### [EXERCISE DIRECTIONS]
Go through the records and show each line where the word "dove" occurs.

### [LISTING]
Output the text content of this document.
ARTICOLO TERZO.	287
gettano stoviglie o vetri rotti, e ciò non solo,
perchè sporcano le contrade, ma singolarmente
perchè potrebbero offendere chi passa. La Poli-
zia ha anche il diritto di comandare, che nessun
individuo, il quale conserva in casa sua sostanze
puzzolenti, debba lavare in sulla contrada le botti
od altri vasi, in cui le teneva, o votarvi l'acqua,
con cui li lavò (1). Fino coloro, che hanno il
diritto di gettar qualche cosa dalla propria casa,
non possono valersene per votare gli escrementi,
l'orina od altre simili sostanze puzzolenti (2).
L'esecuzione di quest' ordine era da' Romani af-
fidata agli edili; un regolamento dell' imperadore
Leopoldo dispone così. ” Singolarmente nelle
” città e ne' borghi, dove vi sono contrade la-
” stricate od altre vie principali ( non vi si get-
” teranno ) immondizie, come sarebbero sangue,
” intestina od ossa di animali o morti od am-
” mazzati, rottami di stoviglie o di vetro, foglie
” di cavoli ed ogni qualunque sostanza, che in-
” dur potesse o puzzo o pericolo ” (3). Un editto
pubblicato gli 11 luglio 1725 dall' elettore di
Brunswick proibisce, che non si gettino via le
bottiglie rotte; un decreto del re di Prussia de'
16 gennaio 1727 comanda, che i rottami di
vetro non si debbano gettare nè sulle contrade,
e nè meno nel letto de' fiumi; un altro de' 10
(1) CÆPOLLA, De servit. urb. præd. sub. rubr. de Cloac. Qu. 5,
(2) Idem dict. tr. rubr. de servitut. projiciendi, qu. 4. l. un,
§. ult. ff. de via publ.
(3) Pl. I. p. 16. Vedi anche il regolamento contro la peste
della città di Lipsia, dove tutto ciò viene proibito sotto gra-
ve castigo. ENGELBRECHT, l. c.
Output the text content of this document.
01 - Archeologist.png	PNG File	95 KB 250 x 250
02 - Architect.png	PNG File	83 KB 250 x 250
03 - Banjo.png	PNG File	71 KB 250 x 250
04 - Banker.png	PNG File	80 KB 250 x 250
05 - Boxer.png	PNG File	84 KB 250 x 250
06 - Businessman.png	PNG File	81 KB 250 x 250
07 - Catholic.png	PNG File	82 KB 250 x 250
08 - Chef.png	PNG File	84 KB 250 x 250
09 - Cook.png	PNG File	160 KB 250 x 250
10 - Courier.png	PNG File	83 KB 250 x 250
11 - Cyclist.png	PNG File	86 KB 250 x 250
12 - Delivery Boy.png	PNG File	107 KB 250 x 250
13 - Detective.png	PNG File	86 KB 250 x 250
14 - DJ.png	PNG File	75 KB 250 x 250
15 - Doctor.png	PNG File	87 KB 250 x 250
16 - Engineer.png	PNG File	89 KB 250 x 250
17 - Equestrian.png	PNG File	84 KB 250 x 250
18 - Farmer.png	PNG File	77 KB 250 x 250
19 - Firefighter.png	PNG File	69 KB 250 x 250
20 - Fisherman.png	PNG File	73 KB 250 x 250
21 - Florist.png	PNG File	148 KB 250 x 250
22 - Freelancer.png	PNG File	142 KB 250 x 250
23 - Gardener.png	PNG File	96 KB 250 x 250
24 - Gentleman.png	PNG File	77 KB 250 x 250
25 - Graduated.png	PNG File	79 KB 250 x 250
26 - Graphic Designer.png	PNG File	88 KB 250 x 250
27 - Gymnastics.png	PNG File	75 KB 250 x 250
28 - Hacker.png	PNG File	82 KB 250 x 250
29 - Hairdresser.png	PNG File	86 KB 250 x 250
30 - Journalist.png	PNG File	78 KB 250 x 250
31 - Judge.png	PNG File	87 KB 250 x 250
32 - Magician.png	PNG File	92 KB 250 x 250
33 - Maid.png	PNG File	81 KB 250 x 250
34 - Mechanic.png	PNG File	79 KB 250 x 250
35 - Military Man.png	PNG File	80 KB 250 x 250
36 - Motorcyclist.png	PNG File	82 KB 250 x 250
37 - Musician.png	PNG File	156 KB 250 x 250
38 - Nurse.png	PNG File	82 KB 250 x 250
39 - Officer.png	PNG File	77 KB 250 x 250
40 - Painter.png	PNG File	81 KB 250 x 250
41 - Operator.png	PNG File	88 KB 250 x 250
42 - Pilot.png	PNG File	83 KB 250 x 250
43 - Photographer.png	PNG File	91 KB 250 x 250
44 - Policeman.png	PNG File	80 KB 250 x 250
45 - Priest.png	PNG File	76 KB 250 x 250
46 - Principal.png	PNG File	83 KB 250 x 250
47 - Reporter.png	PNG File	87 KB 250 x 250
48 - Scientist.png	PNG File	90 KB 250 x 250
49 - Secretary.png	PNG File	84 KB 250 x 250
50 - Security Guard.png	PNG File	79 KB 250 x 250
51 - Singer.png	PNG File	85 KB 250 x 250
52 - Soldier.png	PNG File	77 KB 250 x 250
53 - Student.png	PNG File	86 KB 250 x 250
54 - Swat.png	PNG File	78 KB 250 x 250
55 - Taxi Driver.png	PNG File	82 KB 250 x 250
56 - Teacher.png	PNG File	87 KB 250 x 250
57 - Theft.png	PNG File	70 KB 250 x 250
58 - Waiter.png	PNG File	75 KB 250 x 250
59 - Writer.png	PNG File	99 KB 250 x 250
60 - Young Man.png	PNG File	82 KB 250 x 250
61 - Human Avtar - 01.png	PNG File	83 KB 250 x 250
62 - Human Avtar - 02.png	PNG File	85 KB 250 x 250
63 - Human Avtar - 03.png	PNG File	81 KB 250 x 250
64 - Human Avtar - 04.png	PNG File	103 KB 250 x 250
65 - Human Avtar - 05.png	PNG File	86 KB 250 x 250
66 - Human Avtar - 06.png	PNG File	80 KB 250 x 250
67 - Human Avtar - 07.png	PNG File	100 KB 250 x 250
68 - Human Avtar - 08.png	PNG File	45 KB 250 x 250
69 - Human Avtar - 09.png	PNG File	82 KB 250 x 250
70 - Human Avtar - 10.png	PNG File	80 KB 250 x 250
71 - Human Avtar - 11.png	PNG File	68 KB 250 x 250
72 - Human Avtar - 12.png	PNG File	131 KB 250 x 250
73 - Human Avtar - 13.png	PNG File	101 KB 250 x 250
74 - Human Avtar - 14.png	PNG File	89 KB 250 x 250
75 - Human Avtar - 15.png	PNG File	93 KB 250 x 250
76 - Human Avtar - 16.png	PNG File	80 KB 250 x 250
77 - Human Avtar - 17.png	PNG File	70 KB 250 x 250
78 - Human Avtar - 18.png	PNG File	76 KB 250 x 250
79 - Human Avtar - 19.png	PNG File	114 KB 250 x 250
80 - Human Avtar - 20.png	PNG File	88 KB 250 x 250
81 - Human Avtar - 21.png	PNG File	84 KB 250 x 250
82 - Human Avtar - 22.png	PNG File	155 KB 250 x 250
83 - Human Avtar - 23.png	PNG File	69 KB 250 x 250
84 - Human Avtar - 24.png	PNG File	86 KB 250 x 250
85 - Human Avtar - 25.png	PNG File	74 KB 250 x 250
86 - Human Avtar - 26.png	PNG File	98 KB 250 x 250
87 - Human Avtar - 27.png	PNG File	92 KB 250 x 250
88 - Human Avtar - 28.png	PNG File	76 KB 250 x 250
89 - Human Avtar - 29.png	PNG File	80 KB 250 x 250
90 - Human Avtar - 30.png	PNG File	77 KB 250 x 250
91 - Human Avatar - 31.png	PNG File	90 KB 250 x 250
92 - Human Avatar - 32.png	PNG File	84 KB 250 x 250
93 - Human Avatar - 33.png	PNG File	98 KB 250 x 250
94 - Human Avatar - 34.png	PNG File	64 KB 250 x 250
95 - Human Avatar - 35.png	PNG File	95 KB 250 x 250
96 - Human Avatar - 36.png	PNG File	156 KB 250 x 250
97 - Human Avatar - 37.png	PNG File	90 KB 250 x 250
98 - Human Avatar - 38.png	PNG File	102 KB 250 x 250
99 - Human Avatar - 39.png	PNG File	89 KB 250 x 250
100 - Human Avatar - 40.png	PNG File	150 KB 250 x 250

### [ANSWER TO THIS TASK]
” città e ne' borghi, dove vi sono contrade la-
della città di Lipsia, dove tutto ciò viene proibito sotto gra-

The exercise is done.